= TASK INPUT =
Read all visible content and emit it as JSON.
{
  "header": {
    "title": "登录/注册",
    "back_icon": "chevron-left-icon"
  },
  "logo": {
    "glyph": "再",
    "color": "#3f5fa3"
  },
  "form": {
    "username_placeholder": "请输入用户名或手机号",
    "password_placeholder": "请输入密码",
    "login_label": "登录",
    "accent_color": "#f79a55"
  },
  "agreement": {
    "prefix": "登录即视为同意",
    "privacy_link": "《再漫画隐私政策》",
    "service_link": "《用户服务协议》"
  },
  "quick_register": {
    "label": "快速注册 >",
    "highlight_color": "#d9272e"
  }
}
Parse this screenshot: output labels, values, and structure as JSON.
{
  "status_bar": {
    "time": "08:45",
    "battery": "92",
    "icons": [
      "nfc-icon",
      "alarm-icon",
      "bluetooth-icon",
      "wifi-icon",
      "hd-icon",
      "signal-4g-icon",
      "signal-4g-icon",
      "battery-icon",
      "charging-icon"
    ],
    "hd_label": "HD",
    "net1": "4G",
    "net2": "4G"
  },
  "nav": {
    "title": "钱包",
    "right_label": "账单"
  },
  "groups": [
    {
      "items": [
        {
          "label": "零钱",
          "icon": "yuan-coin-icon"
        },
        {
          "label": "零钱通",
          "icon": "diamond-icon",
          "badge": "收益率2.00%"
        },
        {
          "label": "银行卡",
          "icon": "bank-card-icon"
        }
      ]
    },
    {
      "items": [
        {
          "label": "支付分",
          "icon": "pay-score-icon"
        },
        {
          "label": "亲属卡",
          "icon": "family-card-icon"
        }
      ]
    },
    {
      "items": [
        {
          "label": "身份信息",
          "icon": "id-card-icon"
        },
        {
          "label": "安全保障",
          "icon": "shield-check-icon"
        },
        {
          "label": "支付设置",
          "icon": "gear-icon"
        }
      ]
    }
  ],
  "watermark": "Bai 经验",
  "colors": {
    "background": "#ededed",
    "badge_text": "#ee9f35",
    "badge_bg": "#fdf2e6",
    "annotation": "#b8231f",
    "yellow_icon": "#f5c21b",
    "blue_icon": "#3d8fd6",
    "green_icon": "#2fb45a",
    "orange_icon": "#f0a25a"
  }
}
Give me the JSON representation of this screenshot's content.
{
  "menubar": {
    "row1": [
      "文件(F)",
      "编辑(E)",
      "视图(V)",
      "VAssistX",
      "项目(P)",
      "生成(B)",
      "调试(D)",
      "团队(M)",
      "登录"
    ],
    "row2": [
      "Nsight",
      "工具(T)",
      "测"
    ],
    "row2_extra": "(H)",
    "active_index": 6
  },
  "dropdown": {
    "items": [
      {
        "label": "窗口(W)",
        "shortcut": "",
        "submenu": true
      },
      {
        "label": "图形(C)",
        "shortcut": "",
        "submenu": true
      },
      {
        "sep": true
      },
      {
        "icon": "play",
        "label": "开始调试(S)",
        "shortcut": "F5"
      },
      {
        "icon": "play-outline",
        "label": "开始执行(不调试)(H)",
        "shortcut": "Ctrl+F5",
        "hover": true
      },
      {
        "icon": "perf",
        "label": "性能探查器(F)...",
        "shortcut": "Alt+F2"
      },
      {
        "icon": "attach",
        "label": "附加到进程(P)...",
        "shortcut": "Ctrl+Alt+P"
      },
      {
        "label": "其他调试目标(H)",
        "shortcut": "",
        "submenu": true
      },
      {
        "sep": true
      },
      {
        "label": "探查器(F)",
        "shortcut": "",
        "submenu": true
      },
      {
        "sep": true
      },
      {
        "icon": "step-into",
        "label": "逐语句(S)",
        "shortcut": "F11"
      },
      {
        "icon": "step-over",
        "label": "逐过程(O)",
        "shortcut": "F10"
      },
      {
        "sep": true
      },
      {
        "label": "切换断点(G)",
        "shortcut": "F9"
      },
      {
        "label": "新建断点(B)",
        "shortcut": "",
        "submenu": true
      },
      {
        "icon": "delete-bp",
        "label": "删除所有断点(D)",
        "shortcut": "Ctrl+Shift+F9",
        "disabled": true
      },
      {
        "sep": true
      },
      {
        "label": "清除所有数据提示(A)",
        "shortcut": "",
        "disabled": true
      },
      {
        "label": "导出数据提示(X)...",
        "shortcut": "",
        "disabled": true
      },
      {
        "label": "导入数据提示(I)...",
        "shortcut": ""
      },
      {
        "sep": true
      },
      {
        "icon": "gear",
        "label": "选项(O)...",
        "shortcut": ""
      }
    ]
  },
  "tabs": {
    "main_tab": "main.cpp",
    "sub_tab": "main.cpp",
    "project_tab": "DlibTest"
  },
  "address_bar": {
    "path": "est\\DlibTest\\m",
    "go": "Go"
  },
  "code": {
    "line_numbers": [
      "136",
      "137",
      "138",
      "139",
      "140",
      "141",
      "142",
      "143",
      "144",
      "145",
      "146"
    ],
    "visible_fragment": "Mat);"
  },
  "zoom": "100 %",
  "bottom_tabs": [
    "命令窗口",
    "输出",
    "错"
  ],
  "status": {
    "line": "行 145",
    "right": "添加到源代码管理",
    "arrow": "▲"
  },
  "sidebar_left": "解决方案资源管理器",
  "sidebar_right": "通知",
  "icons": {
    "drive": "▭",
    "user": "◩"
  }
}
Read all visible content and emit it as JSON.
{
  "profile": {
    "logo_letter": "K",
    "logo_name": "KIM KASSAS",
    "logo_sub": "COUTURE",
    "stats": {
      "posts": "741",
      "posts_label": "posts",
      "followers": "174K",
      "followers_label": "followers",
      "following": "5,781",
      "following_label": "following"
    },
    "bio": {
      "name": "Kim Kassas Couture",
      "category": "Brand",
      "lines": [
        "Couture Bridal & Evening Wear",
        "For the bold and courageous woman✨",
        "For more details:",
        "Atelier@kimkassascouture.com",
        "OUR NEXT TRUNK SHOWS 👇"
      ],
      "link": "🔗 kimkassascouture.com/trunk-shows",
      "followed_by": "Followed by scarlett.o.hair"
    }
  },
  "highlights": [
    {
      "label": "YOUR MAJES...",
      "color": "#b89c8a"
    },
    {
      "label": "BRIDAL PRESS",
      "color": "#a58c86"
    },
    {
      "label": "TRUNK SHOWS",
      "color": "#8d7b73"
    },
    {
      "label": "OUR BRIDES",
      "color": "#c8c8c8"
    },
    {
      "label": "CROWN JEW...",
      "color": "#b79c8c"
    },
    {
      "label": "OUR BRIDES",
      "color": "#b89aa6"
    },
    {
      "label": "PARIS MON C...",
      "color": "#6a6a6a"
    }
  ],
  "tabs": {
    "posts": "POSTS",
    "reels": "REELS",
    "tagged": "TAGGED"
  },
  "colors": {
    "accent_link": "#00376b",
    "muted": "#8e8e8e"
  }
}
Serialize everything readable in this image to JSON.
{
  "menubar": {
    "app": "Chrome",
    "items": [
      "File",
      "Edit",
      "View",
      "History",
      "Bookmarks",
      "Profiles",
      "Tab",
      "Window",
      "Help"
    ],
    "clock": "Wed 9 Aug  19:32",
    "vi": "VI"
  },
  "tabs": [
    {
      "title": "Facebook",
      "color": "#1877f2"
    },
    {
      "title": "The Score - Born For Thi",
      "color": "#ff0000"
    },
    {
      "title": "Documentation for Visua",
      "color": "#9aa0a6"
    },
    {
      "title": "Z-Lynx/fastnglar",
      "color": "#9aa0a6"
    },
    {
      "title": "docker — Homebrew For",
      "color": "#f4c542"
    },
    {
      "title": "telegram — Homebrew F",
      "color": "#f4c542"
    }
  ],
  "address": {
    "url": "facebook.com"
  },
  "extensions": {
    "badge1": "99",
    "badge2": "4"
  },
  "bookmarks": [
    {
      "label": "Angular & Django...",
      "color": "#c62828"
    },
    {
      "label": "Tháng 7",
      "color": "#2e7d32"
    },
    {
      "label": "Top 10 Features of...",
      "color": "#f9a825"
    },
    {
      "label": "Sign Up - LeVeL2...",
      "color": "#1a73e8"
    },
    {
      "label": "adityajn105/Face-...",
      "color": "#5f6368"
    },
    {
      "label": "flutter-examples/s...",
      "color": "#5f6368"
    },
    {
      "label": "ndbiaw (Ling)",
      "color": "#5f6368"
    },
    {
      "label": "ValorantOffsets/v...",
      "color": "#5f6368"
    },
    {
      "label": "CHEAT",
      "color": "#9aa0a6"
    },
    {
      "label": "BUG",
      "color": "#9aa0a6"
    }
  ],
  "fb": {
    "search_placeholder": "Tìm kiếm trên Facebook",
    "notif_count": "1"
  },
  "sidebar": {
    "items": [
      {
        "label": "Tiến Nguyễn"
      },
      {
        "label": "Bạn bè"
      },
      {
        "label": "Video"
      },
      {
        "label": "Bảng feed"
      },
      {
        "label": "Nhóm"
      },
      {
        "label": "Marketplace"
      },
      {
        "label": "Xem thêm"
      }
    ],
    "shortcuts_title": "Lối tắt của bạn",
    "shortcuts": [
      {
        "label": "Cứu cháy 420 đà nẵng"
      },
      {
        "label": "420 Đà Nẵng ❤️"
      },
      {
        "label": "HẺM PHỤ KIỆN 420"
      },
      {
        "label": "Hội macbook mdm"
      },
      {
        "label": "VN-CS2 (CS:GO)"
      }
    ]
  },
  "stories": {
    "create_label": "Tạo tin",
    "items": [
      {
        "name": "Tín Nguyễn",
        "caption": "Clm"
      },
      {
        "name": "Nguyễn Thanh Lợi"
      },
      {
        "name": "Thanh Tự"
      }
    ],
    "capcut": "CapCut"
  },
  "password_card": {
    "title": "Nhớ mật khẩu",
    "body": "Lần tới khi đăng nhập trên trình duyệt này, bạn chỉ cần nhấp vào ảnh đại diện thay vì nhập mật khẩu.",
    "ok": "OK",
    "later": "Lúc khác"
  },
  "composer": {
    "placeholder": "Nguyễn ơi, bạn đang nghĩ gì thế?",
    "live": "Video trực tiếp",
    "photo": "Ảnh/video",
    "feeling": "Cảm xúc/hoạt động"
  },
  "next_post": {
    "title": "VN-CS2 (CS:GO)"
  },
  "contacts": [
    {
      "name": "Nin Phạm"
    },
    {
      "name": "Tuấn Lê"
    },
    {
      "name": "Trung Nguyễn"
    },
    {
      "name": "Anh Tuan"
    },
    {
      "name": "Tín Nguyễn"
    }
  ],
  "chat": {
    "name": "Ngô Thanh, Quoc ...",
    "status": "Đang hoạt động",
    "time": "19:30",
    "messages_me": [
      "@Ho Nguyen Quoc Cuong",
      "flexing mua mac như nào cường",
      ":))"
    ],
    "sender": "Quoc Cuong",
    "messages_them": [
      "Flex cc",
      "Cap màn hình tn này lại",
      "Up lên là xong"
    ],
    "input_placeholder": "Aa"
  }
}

= REQUIRED WORK =
Check each line above for the string "posts", then copy the ones that have it.

= RESULT OF THIS EXERCISE =
      "posts": "741",
      "posts_label": "posts",
    "posts": "POSTS",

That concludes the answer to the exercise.